## DIRECTIVE
Set the listing down unchanged, minus every embedded image.

>> begin

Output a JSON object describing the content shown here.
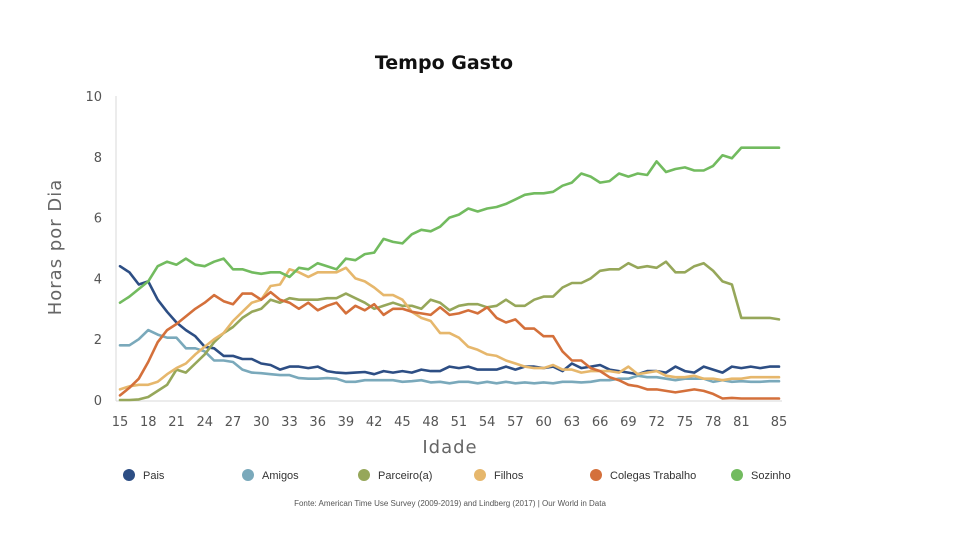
{
  "chart_data": {
    "type": "line",
    "title": "Tempo Gasto",
    "xlabel": "Idade",
    "ylabel": "Horas por Dia",
    "xlim": [
      15,
      85
    ],
    "ylim": [
      0,
      10
    ],
    "xticks": [
      15,
      18,
      21,
      24,
      27,
      30,
      33,
      36,
      39,
      42,
      45,
      48,
      51,
      54,
      57,
      60,
      63,
      66,
      69,
      72,
      75,
      78,
      81,
      85
    ],
    "yticks": [
      0,
      2,
      4,
      6,
      8,
      10
    ],
    "grid": false,
    "legend_position": "bottom",
    "source": "Fonte: American Time Use Survey (2009-2019) and Lindberg (2017) | Our World in Data",
    "x": [
      15,
      16,
      17,
      18,
      19,
      20,
      21,
      22,
      23,
      24,
      25,
      26,
      27,
      28,
      29,
      30,
      31,
      32,
      33,
      34,
      35,
      36,
      37,
      38,
      39,
      40,
      41,
      42,
      43,
      44,
      45,
      46,
      47,
      48,
      49,
      50,
      51,
      52,
      53,
      54,
      55,
      56,
      57,
      58,
      59,
      60,
      61,
      62,
      63,
      64,
      65,
      66,
      67,
      68,
      69,
      70,
      71,
      72,
      73,
      74,
      75,
      76,
      77,
      78,
      79,
      80,
      81,
      82,
      83,
      84,
      85
    ],
    "series": [
      {
        "name": "Pais",
        "color": "#2d4e84",
        "values": [
          4.4,
          4.2,
          3.8,
          3.9,
          3.3,
          2.9,
          2.55,
          2.3,
          2.1,
          1.75,
          1.7,
          1.45,
          1.45,
          1.35,
          1.35,
          1.2,
          1.15,
          1.0,
          1.1,
          1.1,
          1.05,
          1.1,
          0.95,
          0.9,
          0.88,
          0.9,
          0.92,
          0.85,
          0.95,
          0.9,
          0.95,
          0.9,
          1.0,
          0.95,
          0.95,
          1.1,
          1.05,
          1.1,
          1.0,
          1.0,
          1.0,
          1.1,
          1.0,
          1.1,
          1.1,
          1.05,
          1.1,
          0.95,
          1.2,
          1.05,
          1.1,
          1.15,
          1.0,
          0.95,
          0.9,
          0.85,
          0.95,
          0.95,
          0.9,
          1.1,
          0.95,
          0.9,
          1.1,
          1.0,
          0.9,
          1.1,
          1.05,
          1.1,
          1.05,
          1.1,
          1.1
        ]
      },
      {
        "name": "Amigos",
        "color": "#7aa9bb",
        "values": [
          1.8,
          1.8,
          2.0,
          2.3,
          2.15,
          2.05,
          2.05,
          1.7,
          1.7,
          1.6,
          1.3,
          1.3,
          1.25,
          1.0,
          0.9,
          0.88,
          0.85,
          0.82,
          0.82,
          0.72,
          0.7,
          0.7,
          0.72,
          0.7,
          0.6,
          0.6,
          0.65,
          0.65,
          0.65,
          0.65,
          0.6,
          0.62,
          0.65,
          0.58,
          0.6,
          0.55,
          0.6,
          0.6,
          0.55,
          0.6,
          0.55,
          0.6,
          0.55,
          0.58,
          0.55,
          0.58,
          0.55,
          0.6,
          0.6,
          0.58,
          0.6,
          0.65,
          0.65,
          0.7,
          0.7,
          0.8,
          0.75,
          0.75,
          0.7,
          0.65,
          0.7,
          0.7,
          0.7,
          0.6,
          0.65,
          0.6,
          0.62,
          0.6,
          0.6,
          0.62,
          0.62
        ]
      },
      {
        "name": "Parceiro(a)",
        "color": "#96a75a",
        "values": [
          0.0,
          0.0,
          0.02,
          0.1,
          0.3,
          0.5,
          1.0,
          0.9,
          1.2,
          1.5,
          1.9,
          2.2,
          2.4,
          2.7,
          2.9,
          3.0,
          3.3,
          3.2,
          3.35,
          3.3,
          3.3,
          3.3,
          3.35,
          3.35,
          3.5,
          3.35,
          3.2,
          3.0,
          3.1,
          3.2,
          3.1,
          3.1,
          3.0,
          3.3,
          3.2,
          2.95,
          3.1,
          3.15,
          3.15,
          3.05,
          3.1,
          3.3,
          3.1,
          3.1,
          3.3,
          3.4,
          3.4,
          3.7,
          3.85,
          3.85,
          4.0,
          4.25,
          4.3,
          4.3,
          4.5,
          4.35,
          4.4,
          4.35,
          4.55,
          4.2,
          4.2,
          4.4,
          4.5,
          4.25,
          3.9,
          3.8,
          2.7,
          2.7,
          2.7,
          2.7,
          2.65
        ]
      },
      {
        "name": "Filhos",
        "color": "#e6b76c",
        "values": [
          0.35,
          0.45,
          0.5,
          0.5,
          0.6,
          0.85,
          1.05,
          1.2,
          1.5,
          1.75,
          2.0,
          2.2,
          2.6,
          2.9,
          3.2,
          3.3,
          3.75,
          3.8,
          4.3,
          4.2,
          4.05,
          4.2,
          4.2,
          4.2,
          4.35,
          4.0,
          3.9,
          3.7,
          3.45,
          3.45,
          3.3,
          2.9,
          2.7,
          2.6,
          2.2,
          2.2,
          2.05,
          1.75,
          1.65,
          1.5,
          1.45,
          1.3,
          1.2,
          1.1,
          1.05,
          1.05,
          1.15,
          1.0,
          1.0,
          0.9,
          0.95,
          0.95,
          0.95,
          0.9,
          1.1,
          0.85,
          0.9,
          0.95,
          0.8,
          0.75,
          0.75,
          0.8,
          0.7,
          0.7,
          0.65,
          0.7,
          0.7,
          0.75,
          0.75,
          0.75,
          0.75
        ]
      },
      {
        "name": "Colegas Trabalho",
        "color": "#d4703b",
        "values": [
          0.15,
          0.4,
          0.7,
          1.25,
          1.9,
          2.3,
          2.5,
          2.75,
          3.0,
          3.2,
          3.45,
          3.25,
          3.15,
          3.5,
          3.5,
          3.3,
          3.55,
          3.3,
          3.2,
          3.0,
          3.2,
          2.95,
          3.1,
          3.2,
          2.85,
          3.1,
          2.95,
          3.15,
          2.8,
          3.0,
          3.0,
          2.9,
          2.85,
          2.8,
          3.05,
          2.8,
          2.85,
          2.95,
          2.85,
          3.05,
          2.7,
          2.55,
          2.65,
          2.35,
          2.35,
          2.1,
          2.1,
          1.6,
          1.3,
          1.3,
          1.05,
          0.95,
          0.75,
          0.65,
          0.5,
          0.45,
          0.35,
          0.35,
          0.3,
          0.25,
          0.3,
          0.35,
          0.3,
          0.2,
          0.05,
          0.07,
          0.05,
          0.05,
          0.05,
          0.05,
          0.05
        ]
      },
      {
        "name": "Sozinho",
        "color": "#72bb5f",
        "values": [
          3.2,
          3.4,
          3.65,
          3.9,
          4.4,
          4.55,
          4.45,
          4.65,
          4.45,
          4.4,
          4.55,
          4.65,
          4.3,
          4.3,
          4.2,
          4.15,
          4.2,
          4.2,
          4.05,
          4.35,
          4.3,
          4.5,
          4.4,
          4.3,
          4.65,
          4.6,
          4.8,
          4.85,
          5.3,
          5.2,
          5.15,
          5.45,
          5.6,
          5.55,
          5.7,
          6.0,
          6.1,
          6.3,
          6.2,
          6.3,
          6.35,
          6.45,
          6.6,
          6.75,
          6.8,
          6.8,
          6.85,
          7.05,
          7.15,
          7.45,
          7.35,
          7.15,
          7.2,
          7.45,
          7.35,
          7.45,
          7.4,
          7.85,
          7.5,
          7.6,
          7.65,
          7.55,
          7.55,
          7.7,
          8.05,
          7.95,
          8.3,
          8.3,
          8.3,
          8.3,
          8.3
        ]
      }
    ]
  }
}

>> end

## RESULT BELOW
Output a JSON object describing the content shown here.
{
  "chart_data": {
    "type": "line",
    "title": "Tempo Gasto",
    "xlabel": "Idade",
    "ylabel": "Horas por Dia",
    "xlim": [
      15,
      85
    ],
    "ylim": [
      0,
      10
    ],
    "xticks": [
      15,
      18,
      21,
      24,
      27,
      30,
      33,
      36,
      39,
      42,
      45,
      48,
      51,
      54,
      57,
      60,
      63,
      66,
      69,
      72,
      75,
      78,
      81,
      85
    ],
    "yticks": [
      0,
      2,
      4,
      6,
      8,
      10
    ],
    "grid": false,
    "legend_position": "bottom",
    "source": "Fonte: American Time Use Survey (2009-2019) and Lindberg (2017) | Our World in Data",
    "x": [
      15,
      16,
      17,
      18,
      19,
      20,
      21,
      22,
      23,
      24,
      25,
      26,
      27,
      28,
      29,
      30,
      31,
      32,
      33,
      34,
      35,
      36,
      37,
      38,
      39,
      40,
      41,
      42,
      43,
      44,
      45,
      46,
      47,
      48,
      49,
      50,
      51,
      52,
      53,
      54,
      55,
      56,
      57,
      58,
      59,
      60,
      61,
      62,
      63,
      64,
      65,
      66,
      67,
      68,
      69,
      70,
      71,
      72,
      73,
      74,
      75,
      76,
      77,
      78,
      79,
      80,
      81,
      82,
      83,
      84,
      85
    ],
    "series": [
      {
        "name": "Pais",
        "color": "#2d4e84",
        "values": [
          4.4,
          4.2,
          3.8,
          3.9,
          3.3,
          2.9,
          2.55,
          2.3,
          2.1,
          1.75,
          1.7,
          1.45,
          1.45,
          1.35,
          1.35,
          1.2,
          1.15,
          1.0,
          1.1,
          1.1,
          1.05,
          1.1,
          0.95,
          0.9,
          0.88,
          0.9,
          0.92,
          0.85,
          0.95,
          0.9,
          0.95,
          0.9,
          1.0,
          0.95,
          0.95,
          1.1,
          1.05,
          1.1,
          1.0,
          1.0,
          1.0,
          1.1,
          1.0,
          1.1,
          1.1,
          1.05,
          1.1,
          0.95,
          1.2,
          1.05,
          1.1,
          1.15,
          1.0,
          0.95,
          0.9,
          0.85,
          0.95,
          0.95,
          0.9,
          1.1,
          0.95,
          0.9,
          1.1,
          1.0,
          0.9,
          1.1,
          1.05,
          1.1,
          1.05,
          1.1,
          1.1
        ]
      },
      {
        "name": "Amigos",
        "color": "#7aa9bb",
        "values": [
          1.8,
          1.8,
          2.0,
          2.3,
          2.15,
          2.05,
          2.05,
          1.7,
          1.7,
          1.6,
          1.3,
          1.3,
          1.25,
          1.0,
          0.9,
          0.88,
          0.85,
          0.82,
          0.82,
          0.72,
          0.7,
          0.7,
          0.72,
          0.7,
          0.6,
          0.6,
          0.65,
          0.65,
          0.65,
          0.65,
          0.6,
          0.62,
          0.65,
          0.58,
          0.6,
          0.55,
          0.6,
          0.6,
          0.55,
          0.6,
          0.55,
          0.6,
          0.55,
          0.58,
          0.55,
          0.58,
          0.55,
          0.6,
          0.6,
          0.58,
          0.6,
          0.65,
          0.65,
          0.7,
          0.7,
          0.8,
          0.75,
          0.75,
          0.7,
          0.65,
          0.7,
          0.7,
          0.7,
          0.6,
          0.65,
          0.6,
          0.62,
          0.6,
          0.6,
          0.62,
          0.62
        ]
      },
      {
        "name": "Parceiro(a)",
        "color": "#96a75a",
        "values": [
          0.0,
          0.0,
          0.02,
          0.1,
          0.3,
          0.5,
          1.0,
          0.9,
          1.2,
          1.5,
          1.9,
          2.2,
          2.4,
          2.7,
          2.9,
          3.0,
          3.3,
          3.2,
          3.35,
          3.3,
          3.3,
          3.3,
          3.35,
          3.35,
          3.5,
          3.35,
          3.2,
          3.0,
          3.1,
          3.2,
          3.1,
          3.1,
          3.0,
          3.3,
          3.2,
          2.95,
          3.1,
          3.15,
          3.15,
          3.05,
          3.1,
          3.3,
          3.1,
          3.1,
          3.3,
          3.4,
          3.4,
          3.7,
          3.85,
          3.85,
          4.0,
          4.25,
          4.3,
          4.3,
          4.5,
          4.35,
          4.4,
          4.35,
          4.55,
          4.2,
          4.2,
          4.4,
          4.5,
          4.25,
          3.9,
          3.8,
          2.7,
          2.7,
          2.7,
          2.7,
          2.65
        ]
      },
      {
        "name": "Filhos",
        "color": "#e6b76c",
        "values": [
          0.35,
          0.45,
          0.5,
          0.5,
          0.6,
          0.85,
          1.05,
          1.2,
          1.5,
          1.75,
          2.0,
          2.2,
          2.6,
          2.9,
          3.2,
          3.3,
          3.75,
          3.8,
          4.3,
          4.2,
          4.05,
          4.2,
          4.2,
          4.2,
          4.35,
          4.0,
          3.9,
          3.7,
          3.45,
          3.45,
          3.3,
          2.9,
          2.7,
          2.6,
          2.2,
          2.2,
          2.05,
          1.75,
          1.65,
          1.5,
          1.45,
          1.3,
          1.2,
          1.1,
          1.05,
          1.05,
          1.15,
          1.0,
          1.0,
          0.9,
          0.95,
          0.95,
          0.95,
          0.9,
          1.1,
          0.85,
          0.9,
          0.95,
          0.8,
          0.75,
          0.75,
          0.8,
          0.7,
          0.7,
          0.65,
          0.7,
          0.7,
          0.75,
          0.75,
          0.75,
          0.75
        ]
      },
      {
        "name": "Colegas Trabalho",
        "color": "#d4703b",
        "values": [
          0.15,
          0.4,
          0.7,
          1.25,
          1.9,
          2.3,
          2.5,
          2.75,
          3.0,
          3.2,
          3.45,
          3.25,
          3.15,
          3.5,
          3.5,
          3.3,
          3.55,
          3.3,
          3.2,
          3.0,
          3.2,
          2.95,
          3.1,
          3.2,
          2.85,
          3.1,
          2.95,
          3.15,
          2.8,
          3.0,
          3.0,
          2.9,
          2.85,
          2.8,
          3.05,
          2.8,
          2.85,
          2.95,
          2.85,
          3.05,
          2.7,
          2.55,
          2.65,
          2.35,
          2.35,
          2.1,
          2.1,
          1.6,
          1.3,
          1.3,
          1.05,
          0.95,
          0.75,
          0.65,
          0.5,
          0.45,
          0.35,
          0.35,
          0.3,
          0.25,
          0.3,
          0.35,
          0.3,
          0.2,
          0.05,
          0.07,
          0.05,
          0.05,
          0.05,
          0.05,
          0.05
        ]
      },
      {
        "name": "Sozinho",
        "color": "#72bb5f",
        "values": [
          3.2,
          3.4,
          3.65,
          3.9,
          4.4,
          4.55,
          4.45,
          4.65,
          4.45,
          4.4,
          4.55,
          4.65,
          4.3,
          4.3,
          4.2,
          4.15,
          4.2,
          4.2,
          4.05,
          4.35,
          4.3,
          4.5,
          4.4,
          4.3,
          4.65,
          4.6,
          4.8,
          4.85,
          5.3,
          5.2,
          5.15,
          5.45,
          5.6,
          5.55,
          5.7,
          6.0,
          6.1,
          6.3,
          6.2,
          6.3,
          6.35,
          6.45,
          6.6,
          6.75,
          6.8,
          6.8,
          6.85,
          7.05,
          7.15,
          7.45,
          7.35,
          7.15,
          7.2,
          7.45,
          7.35,
          7.45,
          7.4,
          7.85,
          7.5,
          7.6,
          7.65,
          7.55,
          7.55,
          7.7,
          8.05,
          7.95,
          8.3,
          8.3,
          8.3,
          8.3,
          8.3
        ]
      }
    ]
  }
}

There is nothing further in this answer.